[WHAT YOU SHOULD DO]: Each entry below must be repeated word for word.

[Lines of data]:
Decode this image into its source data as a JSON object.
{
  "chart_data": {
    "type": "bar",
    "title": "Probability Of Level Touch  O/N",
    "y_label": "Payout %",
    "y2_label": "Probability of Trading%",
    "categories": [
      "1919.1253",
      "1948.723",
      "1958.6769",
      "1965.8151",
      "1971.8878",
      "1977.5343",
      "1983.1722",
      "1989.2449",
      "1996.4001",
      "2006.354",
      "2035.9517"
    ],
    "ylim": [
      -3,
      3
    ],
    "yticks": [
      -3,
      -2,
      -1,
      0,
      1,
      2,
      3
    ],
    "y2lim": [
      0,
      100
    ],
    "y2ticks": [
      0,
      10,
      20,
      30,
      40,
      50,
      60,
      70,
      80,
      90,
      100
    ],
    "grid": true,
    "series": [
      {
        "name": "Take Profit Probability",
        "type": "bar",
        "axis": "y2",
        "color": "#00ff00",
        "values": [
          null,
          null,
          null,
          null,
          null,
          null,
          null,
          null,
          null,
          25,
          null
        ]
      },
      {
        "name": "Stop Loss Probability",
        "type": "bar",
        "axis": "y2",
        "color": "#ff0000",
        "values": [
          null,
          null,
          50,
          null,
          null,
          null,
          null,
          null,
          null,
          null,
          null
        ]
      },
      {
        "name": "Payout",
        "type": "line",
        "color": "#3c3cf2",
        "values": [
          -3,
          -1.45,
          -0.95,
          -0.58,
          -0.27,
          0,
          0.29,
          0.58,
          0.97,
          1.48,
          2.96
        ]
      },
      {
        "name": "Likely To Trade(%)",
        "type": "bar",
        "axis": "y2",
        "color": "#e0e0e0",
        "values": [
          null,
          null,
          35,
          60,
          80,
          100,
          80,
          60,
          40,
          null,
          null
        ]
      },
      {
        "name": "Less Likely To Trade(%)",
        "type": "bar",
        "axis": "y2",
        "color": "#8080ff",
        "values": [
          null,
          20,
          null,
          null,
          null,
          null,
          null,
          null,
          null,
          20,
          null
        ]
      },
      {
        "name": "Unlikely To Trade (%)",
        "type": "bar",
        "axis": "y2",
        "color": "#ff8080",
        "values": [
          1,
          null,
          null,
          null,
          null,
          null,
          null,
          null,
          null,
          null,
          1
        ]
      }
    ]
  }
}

[ANSWER TO THE EXERCISE]:
Decode this image into its source data as a JSON object.
{
  "chart_data": {
    "type": "bar",
    "title": "Probability Of Level Touch  O/N",
    "y_label": "Payout %",
    "y2_label": "Probability of Trading%",
    "categories": [
      "1919.1253",
      "1948.723",
      "1958.6769",
      "1965.8151",
      "1971.8878",
      "1977.5343",
      "1983.1722",
      "1989.2449",
      "1996.4001",
      "2006.354",
      "2035.9517"
    ],
    "ylim": [
      -3,
      3
    ],
    "yticks": [
      -3,
      -2,
      -1,
      0,
      1,
      2,
      3
    ],
    "y2lim": [
      0,
      100
    ],
    "y2ticks": [
      0,
      10,
      20,
      30,
      40,
      50,
      60,
      70,
      80,
      90,
      100
    ],
    "grid": true,
    "series": [
      {
        "name": "Take Profit Probability",
        "type": "bar",
        "axis": "y2",
        "color": "#00ff00",
        "values": [
          null,
          null,
          null,
          null,
          null,
          null,
          null,
          null,
          null,
          25,
          null
        ]
      },
      {
        "name": "Stop Loss Probability",
        "type": "bar",
        "axis": "y2",
        "color": "#ff0000",
        "values": [
          null,
          null,
          50,
          null,
          null,
          null,
          null,
          null,
          null,
          null,
          null
        ]
      },
      {
        "name": "Payout",
        "type": "line",
        "color": "#3c3cf2",
        "values": [
          -3,
          -1.45,
          -0.95,
          -0.58,
          -0.27,
          0,
          0.29,
          0.58,
          0.97,
          1.48,
          2.96
        ]
      },
      {
        "name": "Likely To Trade(%)",
        "type": "bar",
        "axis": "y2",
        "color": "#e0e0e0",
        "values": [
          null,
          null,
          35,
          60,
          80,
          100,
          80,
          60,
          40,
          null,
          null
        ]
      },
      {
        "name": "Less Likely To Trade(%)",
        "type": "bar",
        "axis": "y2",
        "color": "#8080ff",
        "values": [
          null,
          20,
          null,
          null,
          null,
          null,
          null,
          null,
          null,
          20,
          null
        ]
      },
      {
        "name": "Unlikely To Trade (%)",
        "type": "bar",
        "axis": "y2",
        "color": "#ff8080",
        "values": [
          1,
          null,
          null,
          null,
          null,
          null,
          null,
          null,
          null,
          null,
          1
        ]
      }
    ]
  }
}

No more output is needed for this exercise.